* **What the exercise asks**
Rewrite everything in the book review below from "Carrie asked for" down to "2 1/2 pages.", changing "orphans" to "foundlings".

* **Passage for review**

Inside Carnton, commandeered as a hospital by Gen. Nathan Bedford Forrest, hundreds of men died on the floors of every room and every porch while Carrie McGavock tore sheets and clothes for bandages, and two surgeons sawed away at the wounded.

Carrie existed; Carnton endures. One contemporary account observed, "Even her skirts were stained with blood from the gaping wounds of the dying men." Carrie died in 1905, long known as "the good Samaritan of Williamson County."

The years after the Civil War make her seem more remarkable. She and husband John McGavock reburied almost 1,500 Confederate soldiers behind their home. The family owning the land originally holding the dead in shallow graves had decided to plow over and plant the fields.

Carrie asked for the responsibility of reburial, recorded where each solider lay, traversed the cemetery daily, kept a book of the dead, wrote the bereaved. When Oscar Wilde made his American tour in 1882, he included a visit "to meet the Widow McGavock, the high priestess of the temple of dead boys," says an author's note.

Carrie took care of the living, too, after the war. She grew up near New Orleans and would request two or three orphans a year from that city, educate them, then find them homes and jobs.

"The Widow of the South" resurrects Carrie not in a biography, but a novel. Author Robert Hicks writes, "My one true interest as a writer has always been in Carrie, and in the people who moved in her orbit."

Unfortunately, Hicks does not stay with her voice but moves chapter by chapter through a variety of first-person narratives, often pit stops of 1 1/2 to 2 1/2 pages.

Hicks does create a number of intriguing, idiosyncratic characters not only in Carrie, John and Zachariah, but dying soldiers, neighbors with another tangled love story and Mariah, portrayed as both slave and friend.

His strategy gives us different viewpoints of the battle and its aftermath at Carnton, but this too-contemporary, quick-cut approach does not allow readers to sink and stay, even with the redoubtable Carrie.

Half the book is devoted to the killing and the dying on the field and at Carnton. The gory story of the battle itself is told by Sgt. Zachariah Cashwell, 24th Arkansas, and Lt. Nathan Stiles, 104th Ohio.

"Men would get to the other side of the hedge only to be sawn in half by the Yankee lead. After a while a few of the gaps we'd cut in the hedge were so filled with bodies that they were impassable again, as if the hedge had clotted itself shut," Zachariah says.

And the Union officer says, "The dead and dying were packed so tightly that men were charging right over them, shattering legs, arms and ribs. It was the sound of bones snapping."

At battle's end we're offered a neutral narrator: "It was said you could walk across the battlefield upon the bodies of the fallen and not once touch the ground. Others have described the dead as being stacked like cordwood or like sheaves of corn or like sacks of meal. By different accounts the ground ran with rivers of blood, or it was stained with blood, or it was blood."

* **Extracted entries**

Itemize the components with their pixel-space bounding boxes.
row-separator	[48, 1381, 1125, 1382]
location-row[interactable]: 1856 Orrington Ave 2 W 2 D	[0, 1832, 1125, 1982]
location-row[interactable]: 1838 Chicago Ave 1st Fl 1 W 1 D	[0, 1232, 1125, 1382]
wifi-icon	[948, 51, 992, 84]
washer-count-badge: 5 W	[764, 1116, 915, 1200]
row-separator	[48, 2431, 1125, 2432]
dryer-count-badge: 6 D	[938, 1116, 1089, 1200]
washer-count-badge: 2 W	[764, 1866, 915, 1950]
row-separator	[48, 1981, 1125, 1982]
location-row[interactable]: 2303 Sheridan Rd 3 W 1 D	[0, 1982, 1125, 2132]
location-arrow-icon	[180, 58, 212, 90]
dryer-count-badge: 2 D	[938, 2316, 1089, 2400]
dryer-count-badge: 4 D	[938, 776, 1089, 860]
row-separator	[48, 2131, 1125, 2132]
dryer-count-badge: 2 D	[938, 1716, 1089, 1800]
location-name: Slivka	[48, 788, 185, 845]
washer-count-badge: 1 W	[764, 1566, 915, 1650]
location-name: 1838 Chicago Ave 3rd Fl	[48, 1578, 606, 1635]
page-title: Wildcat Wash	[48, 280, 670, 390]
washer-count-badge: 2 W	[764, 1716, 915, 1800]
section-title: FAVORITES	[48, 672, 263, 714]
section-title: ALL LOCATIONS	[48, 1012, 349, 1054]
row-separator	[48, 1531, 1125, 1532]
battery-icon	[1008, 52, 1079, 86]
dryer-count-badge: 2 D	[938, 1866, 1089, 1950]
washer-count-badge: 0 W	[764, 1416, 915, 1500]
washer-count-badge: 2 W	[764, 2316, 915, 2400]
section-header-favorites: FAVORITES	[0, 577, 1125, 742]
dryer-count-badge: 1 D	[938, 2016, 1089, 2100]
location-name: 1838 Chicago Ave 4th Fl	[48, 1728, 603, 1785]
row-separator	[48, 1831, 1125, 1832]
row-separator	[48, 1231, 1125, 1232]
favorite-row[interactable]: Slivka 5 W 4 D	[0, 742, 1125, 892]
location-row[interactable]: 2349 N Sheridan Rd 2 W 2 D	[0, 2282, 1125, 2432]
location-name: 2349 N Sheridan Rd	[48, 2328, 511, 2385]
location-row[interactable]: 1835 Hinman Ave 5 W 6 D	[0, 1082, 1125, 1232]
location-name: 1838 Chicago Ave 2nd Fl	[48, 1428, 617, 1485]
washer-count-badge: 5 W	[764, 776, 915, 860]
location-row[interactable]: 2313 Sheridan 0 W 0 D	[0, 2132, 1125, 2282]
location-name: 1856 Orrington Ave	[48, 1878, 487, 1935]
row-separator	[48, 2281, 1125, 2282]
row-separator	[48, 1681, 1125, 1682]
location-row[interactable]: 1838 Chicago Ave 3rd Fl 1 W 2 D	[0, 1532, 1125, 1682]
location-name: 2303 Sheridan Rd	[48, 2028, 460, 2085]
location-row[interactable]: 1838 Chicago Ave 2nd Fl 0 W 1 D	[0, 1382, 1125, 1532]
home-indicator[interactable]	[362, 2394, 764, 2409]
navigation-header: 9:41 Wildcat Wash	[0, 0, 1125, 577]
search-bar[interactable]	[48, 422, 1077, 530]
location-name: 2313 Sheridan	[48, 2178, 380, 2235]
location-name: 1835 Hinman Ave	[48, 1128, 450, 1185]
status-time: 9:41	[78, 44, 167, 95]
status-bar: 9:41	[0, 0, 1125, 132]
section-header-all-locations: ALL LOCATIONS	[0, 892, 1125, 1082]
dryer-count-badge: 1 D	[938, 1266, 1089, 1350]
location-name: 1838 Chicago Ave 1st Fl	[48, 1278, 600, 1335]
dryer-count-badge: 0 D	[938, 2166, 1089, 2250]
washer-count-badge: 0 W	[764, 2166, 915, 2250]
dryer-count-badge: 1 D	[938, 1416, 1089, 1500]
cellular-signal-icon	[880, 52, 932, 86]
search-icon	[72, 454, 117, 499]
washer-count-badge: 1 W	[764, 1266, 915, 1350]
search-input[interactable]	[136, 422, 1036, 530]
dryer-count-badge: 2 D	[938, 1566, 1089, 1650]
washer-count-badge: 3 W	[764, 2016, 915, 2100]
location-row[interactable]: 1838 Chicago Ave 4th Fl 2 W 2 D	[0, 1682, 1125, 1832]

* **Written solution**
Carrie asked for the responsibility of reburial, recorded where each solider lay, traversed the cemetery daily, kept a book of the dead, wrote the bereaved. When Oscar Wilde made his American tour in 1882, he included a visit "to meet the Widow McGavock, the high priestess of the temple of dead boys," says an author's note.

Carrie took care of the living, too, after the war. She grew up near New Orleans and would request two or three foundlings a year from that city, educate them, then find them homes and jobs.

"The Widow of the South" resurrects Carrie not in a biography, but a novel. Author Robert Hicks writes, "My one true interest as a writer has always been in Carrie, and in the people who moved in her orbit."

Unfortunately, Hicks does not stay with her voice but moves chapter by chapter through a variety of first-person narratives, often pit stops of 1 1/2 to 2 1/2 pages.